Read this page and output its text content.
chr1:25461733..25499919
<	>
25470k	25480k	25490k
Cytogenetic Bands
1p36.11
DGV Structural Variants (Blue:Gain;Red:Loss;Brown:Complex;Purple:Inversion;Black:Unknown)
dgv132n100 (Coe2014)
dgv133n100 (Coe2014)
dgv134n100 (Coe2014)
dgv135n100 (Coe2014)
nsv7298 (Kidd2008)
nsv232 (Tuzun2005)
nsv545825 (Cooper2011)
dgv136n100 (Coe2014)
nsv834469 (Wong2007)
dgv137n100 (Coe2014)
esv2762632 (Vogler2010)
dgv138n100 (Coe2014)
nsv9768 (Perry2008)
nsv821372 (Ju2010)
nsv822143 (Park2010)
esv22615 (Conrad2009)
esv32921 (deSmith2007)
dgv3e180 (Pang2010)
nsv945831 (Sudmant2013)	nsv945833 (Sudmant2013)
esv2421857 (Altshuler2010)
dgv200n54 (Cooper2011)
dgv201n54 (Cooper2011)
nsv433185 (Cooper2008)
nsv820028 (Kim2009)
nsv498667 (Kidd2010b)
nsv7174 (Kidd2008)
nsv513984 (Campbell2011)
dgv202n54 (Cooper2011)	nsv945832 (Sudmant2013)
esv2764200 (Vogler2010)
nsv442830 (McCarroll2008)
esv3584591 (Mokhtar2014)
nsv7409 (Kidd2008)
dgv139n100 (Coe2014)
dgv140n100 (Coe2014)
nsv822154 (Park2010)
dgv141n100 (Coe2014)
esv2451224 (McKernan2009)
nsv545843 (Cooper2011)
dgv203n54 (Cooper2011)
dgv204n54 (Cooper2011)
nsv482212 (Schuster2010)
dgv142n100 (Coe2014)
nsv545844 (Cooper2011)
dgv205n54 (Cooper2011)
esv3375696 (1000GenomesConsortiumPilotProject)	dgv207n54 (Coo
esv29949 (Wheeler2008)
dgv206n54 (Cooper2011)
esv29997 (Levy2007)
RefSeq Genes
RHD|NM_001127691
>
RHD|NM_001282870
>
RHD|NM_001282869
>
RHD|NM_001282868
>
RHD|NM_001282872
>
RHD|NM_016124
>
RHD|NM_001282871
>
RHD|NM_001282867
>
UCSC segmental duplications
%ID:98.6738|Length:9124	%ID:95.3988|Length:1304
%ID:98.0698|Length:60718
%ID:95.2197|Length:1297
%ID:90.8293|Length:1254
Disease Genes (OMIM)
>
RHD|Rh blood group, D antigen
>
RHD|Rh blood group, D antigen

▶ The problem
Set down the entries above again, word for word.

▶ Answer section
Read this page and output its text content.
chr1:25461733..25499919
<	>
25470k	25480k	25490k
Cytogenetic Bands
1p36.11
DGV Structural Variants (Blue:Gain;Red:Loss;Brown:Complex;Purple:Inversion;Black:Unknown)
dgv132n100 (Coe2014)
dgv133n100 (Coe2014)
dgv134n100 (Coe2014)
dgv135n100 (Coe2014)
nsv7298 (Kidd2008)
nsv232 (Tuzun2005)
nsv545825 (Cooper2011)
dgv136n100 (Coe2014)
nsv834469 (Wong2007)
dgv137n100 (Coe2014)
esv2762632 (Vogler2010)
dgv138n100 (Coe2014)
nsv9768 (Perry2008)
nsv821372 (Ju2010)
nsv822143 (Park2010)
esv22615 (Conrad2009)
esv32921 (deSmith2007)
dgv3e180 (Pang2010)
nsv945831 (Sudmant2013)	nsv945833 (Sudmant2013)
esv2421857 (Altshuler2010)
dgv200n54 (Cooper2011)
dgv201n54 (Cooper2011)
nsv433185 (Cooper2008)
nsv820028 (Kim2009)
nsv498667 (Kidd2010b)
nsv7174 (Kidd2008)
nsv513984 (Campbell2011)
dgv202n54 (Cooper2011)	nsv945832 (Sudmant2013)
esv2764200 (Vogler2010)
nsv442830 (McCarroll2008)
esv3584591 (Mokhtar2014)
nsv7409 (Kidd2008)
dgv139n100 (Coe2014)
dgv140n100 (Coe2014)
nsv822154 (Park2010)
dgv141n100 (Coe2014)
esv2451224 (McKernan2009)
nsv545843 (Cooper2011)
dgv203n54 (Cooper2011)
dgv204n54 (Cooper2011)
nsv482212 (Schuster2010)
dgv142n100 (Coe2014)
nsv545844 (Cooper2011)
dgv205n54 (Cooper2011)
esv3375696 (1000GenomesConsortiumPilotProject)	dgv207n54 (Coo
esv29949 (Wheeler2008)
dgv206n54 (Cooper2011)
esv29997 (Levy2007)
RefSeq Genes
RHD|NM_001127691
>
RHD|NM_001282870
>
RHD|NM_001282869
>
RHD|NM_001282868
>
RHD|NM_001282872
>
RHD|NM_016124
>
RHD|NM_001282871
>
RHD|NM_001282867
>
UCSC segmental duplications
%ID:98.6738|Length:9124	%ID:95.3988|Length:1304
%ID:98.0698|Length:60718
%ID:95.2197|Length:1297
%ID:90.8293|Length:1254
Disease Genes (OMIM)
>
RHD|Rh blood group, D antigen
>
RHD|Rh blood group, D antigen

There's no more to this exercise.